Written task:
Copy the listing word for word, from its first line down to the line containing "bar [733,282,747,712]", with both of those lines included.

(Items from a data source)
'''

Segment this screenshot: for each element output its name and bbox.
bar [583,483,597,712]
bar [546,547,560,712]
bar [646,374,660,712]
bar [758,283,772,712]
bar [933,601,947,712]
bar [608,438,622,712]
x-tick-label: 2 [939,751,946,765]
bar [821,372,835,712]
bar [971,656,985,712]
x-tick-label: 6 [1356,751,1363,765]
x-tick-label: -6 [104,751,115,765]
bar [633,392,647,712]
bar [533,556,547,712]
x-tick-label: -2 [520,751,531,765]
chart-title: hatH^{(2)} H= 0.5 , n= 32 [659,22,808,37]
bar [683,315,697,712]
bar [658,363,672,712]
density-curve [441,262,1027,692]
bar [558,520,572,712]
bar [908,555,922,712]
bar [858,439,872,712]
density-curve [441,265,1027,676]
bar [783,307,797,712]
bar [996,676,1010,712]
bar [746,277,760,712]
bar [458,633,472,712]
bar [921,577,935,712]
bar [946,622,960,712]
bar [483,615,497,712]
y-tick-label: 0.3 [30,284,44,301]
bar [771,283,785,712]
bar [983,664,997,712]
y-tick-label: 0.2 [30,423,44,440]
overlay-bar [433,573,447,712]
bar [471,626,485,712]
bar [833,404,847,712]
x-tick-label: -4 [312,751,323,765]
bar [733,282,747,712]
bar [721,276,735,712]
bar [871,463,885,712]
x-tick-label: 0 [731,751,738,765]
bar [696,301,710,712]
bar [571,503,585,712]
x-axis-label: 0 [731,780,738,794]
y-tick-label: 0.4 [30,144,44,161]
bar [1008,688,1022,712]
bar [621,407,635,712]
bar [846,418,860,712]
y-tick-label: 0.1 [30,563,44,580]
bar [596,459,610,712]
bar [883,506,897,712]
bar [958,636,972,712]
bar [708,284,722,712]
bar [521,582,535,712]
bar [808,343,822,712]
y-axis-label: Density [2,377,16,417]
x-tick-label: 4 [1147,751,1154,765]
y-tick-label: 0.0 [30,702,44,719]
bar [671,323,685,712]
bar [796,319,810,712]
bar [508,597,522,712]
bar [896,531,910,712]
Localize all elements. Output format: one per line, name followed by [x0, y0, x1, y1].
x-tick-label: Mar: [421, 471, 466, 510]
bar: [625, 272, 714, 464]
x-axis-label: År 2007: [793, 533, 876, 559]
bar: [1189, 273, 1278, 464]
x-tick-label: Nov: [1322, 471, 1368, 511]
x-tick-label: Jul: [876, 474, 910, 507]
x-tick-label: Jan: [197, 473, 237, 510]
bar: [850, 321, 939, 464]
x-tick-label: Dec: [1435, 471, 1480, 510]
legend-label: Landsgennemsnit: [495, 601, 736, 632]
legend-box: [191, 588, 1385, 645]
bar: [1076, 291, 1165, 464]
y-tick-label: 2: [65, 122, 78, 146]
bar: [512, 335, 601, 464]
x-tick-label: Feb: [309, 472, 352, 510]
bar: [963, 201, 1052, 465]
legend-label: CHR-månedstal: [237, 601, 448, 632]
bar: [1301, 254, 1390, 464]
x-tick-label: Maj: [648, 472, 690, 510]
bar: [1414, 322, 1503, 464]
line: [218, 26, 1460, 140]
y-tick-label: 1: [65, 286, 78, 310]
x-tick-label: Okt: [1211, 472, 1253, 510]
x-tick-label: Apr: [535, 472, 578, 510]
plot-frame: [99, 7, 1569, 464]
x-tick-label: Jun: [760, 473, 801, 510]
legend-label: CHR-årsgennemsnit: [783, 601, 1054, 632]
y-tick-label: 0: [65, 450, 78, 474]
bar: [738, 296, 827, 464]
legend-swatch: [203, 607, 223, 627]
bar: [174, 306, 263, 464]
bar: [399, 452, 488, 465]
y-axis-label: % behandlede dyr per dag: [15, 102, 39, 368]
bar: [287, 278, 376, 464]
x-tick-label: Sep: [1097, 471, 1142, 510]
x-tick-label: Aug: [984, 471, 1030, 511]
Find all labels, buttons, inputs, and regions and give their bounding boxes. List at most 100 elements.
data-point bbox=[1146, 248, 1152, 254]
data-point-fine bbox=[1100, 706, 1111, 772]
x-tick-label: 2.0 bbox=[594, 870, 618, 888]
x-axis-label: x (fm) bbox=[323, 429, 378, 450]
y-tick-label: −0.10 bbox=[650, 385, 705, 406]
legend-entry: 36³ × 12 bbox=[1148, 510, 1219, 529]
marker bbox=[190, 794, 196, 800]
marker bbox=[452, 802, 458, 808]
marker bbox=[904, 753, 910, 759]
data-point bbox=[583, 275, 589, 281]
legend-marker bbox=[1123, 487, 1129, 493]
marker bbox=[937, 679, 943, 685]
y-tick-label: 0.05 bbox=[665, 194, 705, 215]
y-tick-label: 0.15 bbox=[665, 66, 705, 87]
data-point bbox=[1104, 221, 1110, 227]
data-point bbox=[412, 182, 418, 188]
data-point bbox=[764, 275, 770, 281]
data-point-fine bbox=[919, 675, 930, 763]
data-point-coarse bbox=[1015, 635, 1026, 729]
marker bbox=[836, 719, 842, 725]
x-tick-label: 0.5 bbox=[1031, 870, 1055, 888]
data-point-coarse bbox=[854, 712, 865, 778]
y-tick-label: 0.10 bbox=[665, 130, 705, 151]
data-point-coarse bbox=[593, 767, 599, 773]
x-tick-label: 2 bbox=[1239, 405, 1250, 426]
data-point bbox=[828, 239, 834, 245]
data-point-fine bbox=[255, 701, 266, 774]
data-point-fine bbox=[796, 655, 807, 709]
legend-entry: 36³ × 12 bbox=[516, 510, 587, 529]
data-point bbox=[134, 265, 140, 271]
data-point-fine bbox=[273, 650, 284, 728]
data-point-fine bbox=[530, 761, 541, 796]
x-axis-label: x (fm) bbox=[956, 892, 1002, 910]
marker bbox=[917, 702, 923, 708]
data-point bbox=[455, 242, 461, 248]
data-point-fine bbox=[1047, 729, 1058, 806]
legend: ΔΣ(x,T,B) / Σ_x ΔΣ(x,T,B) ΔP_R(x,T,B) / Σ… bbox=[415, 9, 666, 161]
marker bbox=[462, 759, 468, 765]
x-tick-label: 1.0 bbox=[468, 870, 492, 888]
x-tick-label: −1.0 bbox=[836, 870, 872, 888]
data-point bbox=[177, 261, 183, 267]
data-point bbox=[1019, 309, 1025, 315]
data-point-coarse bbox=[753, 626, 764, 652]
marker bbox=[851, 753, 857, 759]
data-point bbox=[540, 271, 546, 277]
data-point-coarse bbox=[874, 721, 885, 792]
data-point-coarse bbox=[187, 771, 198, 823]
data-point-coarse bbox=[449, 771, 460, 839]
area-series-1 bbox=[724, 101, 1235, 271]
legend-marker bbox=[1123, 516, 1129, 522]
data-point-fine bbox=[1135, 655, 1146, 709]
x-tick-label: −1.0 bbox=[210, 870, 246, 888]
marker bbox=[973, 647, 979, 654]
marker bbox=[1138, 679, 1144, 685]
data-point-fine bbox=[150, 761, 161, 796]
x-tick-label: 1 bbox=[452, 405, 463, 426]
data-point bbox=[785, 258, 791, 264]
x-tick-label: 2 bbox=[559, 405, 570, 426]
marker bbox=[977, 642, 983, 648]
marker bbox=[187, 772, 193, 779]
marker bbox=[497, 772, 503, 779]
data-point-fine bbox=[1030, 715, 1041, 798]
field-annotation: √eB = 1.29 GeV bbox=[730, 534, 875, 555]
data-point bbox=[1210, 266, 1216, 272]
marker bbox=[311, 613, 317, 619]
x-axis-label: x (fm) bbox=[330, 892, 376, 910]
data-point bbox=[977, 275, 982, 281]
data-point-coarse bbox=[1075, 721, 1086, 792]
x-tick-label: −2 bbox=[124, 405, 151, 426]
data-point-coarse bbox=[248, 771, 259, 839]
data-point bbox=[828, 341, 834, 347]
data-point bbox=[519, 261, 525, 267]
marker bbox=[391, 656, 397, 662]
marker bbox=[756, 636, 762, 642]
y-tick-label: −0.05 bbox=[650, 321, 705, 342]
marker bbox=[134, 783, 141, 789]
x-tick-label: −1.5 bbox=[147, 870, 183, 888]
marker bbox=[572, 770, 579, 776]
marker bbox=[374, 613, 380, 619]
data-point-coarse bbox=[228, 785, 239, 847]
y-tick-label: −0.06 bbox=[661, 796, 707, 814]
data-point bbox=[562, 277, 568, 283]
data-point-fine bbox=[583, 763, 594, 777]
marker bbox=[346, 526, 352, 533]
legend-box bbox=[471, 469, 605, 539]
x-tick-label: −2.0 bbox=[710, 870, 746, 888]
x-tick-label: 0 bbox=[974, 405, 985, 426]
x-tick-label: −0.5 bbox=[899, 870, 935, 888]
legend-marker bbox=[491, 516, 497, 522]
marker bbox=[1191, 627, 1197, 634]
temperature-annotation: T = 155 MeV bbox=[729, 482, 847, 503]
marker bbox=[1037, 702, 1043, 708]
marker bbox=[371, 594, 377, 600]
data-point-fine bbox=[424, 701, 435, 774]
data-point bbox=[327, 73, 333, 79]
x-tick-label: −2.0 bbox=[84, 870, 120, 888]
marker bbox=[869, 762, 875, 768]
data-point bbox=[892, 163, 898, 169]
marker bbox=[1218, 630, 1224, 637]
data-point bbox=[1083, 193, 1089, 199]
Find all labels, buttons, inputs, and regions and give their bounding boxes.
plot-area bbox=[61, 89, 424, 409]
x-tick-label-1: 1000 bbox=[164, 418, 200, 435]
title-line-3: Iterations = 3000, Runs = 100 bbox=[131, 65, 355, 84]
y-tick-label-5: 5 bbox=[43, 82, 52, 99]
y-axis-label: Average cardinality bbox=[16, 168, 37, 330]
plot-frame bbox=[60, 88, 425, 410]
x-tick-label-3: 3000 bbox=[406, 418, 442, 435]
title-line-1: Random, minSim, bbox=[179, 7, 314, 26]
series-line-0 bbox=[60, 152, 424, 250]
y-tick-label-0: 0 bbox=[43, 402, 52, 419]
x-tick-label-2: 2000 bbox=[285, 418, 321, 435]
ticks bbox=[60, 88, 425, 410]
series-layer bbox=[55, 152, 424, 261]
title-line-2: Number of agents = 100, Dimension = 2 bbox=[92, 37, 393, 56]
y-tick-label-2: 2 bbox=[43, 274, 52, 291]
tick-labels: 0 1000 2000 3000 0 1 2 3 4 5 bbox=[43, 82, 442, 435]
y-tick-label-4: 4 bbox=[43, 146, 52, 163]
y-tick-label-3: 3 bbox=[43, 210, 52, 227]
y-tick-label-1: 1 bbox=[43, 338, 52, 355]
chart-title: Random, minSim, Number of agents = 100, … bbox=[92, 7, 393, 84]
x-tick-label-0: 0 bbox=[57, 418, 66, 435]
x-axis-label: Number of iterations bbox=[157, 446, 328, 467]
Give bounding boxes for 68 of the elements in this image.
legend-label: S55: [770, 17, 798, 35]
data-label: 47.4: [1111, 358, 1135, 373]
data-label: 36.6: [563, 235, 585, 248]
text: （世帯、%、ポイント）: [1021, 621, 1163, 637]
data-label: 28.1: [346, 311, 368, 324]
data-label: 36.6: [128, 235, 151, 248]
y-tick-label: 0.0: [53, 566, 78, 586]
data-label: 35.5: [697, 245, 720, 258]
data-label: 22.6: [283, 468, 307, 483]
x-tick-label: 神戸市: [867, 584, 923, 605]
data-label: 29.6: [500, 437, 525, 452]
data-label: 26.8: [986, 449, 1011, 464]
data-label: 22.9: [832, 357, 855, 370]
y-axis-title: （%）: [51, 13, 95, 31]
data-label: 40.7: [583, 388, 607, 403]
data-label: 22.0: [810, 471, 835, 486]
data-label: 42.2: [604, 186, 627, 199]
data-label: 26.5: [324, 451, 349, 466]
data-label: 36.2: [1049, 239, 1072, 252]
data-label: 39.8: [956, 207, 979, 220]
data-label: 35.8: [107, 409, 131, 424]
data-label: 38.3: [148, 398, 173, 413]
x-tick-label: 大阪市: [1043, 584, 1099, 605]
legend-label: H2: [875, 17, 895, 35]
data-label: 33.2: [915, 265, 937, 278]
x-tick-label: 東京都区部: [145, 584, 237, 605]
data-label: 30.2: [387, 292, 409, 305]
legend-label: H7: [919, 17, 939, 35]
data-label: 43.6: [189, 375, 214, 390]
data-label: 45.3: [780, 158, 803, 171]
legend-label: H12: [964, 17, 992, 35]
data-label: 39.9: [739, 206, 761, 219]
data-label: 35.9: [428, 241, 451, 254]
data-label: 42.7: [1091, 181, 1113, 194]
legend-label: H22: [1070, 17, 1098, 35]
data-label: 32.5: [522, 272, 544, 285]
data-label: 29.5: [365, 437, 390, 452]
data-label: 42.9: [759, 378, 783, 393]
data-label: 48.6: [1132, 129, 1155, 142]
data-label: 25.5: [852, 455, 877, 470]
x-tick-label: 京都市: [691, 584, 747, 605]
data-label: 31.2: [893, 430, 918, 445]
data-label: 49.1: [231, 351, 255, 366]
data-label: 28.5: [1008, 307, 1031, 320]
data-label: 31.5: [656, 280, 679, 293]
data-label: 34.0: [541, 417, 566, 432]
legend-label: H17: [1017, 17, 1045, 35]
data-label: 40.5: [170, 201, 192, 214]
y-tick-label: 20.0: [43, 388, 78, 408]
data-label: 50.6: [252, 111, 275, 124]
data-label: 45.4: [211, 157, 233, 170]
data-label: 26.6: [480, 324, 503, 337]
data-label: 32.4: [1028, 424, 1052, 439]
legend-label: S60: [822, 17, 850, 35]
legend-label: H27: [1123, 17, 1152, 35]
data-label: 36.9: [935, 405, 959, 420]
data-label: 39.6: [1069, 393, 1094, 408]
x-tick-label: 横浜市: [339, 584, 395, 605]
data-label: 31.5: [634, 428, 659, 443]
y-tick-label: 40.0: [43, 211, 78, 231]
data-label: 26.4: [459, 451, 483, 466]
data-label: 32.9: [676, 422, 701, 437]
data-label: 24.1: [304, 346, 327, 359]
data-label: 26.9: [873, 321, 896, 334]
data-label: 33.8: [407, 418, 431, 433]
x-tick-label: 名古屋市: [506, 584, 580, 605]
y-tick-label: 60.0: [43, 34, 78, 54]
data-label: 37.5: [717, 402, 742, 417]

'''

Complete response:
Segment this screenshot: for each element output its name and bbox.
bar [583,483,597,712]
bar [546,547,560,712]
bar [646,374,660,712]
bar [758,283,772,712]
bar [933,601,947,712]
bar [608,438,622,712]
x-tick-label: 2 [939,751,946,765]
bar [821,372,835,712]
bar [971,656,985,712]
x-tick-label: 6 [1356,751,1363,765]
x-tick-label: -6 [104,751,115,765]
bar [633,392,647,712]
bar [533,556,547,712]
x-tick-label: -2 [520,751,531,765]
chart-title: hatH^{(2)} H= 0.5 , n= 32 [659,22,808,37]
bar [683,315,697,712]
bar [658,363,672,712]
density-curve [441,262,1027,692]
bar [558,520,572,712]
bar [908,555,922,712]
bar [858,439,872,712]
density-curve [441,265,1027,676]
bar [783,307,797,712]
bar [996,676,1010,712]
bar [746,277,760,712]
bar [458,633,472,712]
bar [921,577,935,712]
bar [946,622,960,712]
bar [483,615,497,712]
y-tick-label: 0.3 [30,284,44,301]
bar [771,283,785,712]
bar [983,664,997,712]
y-tick-label: 0.2 [30,423,44,440]
overlay-bar [433,573,447,712]
bar [471,626,485,712]
bar [833,404,847,712]
x-tick-label: -4 [312,751,323,765]
bar [733,282,747,712]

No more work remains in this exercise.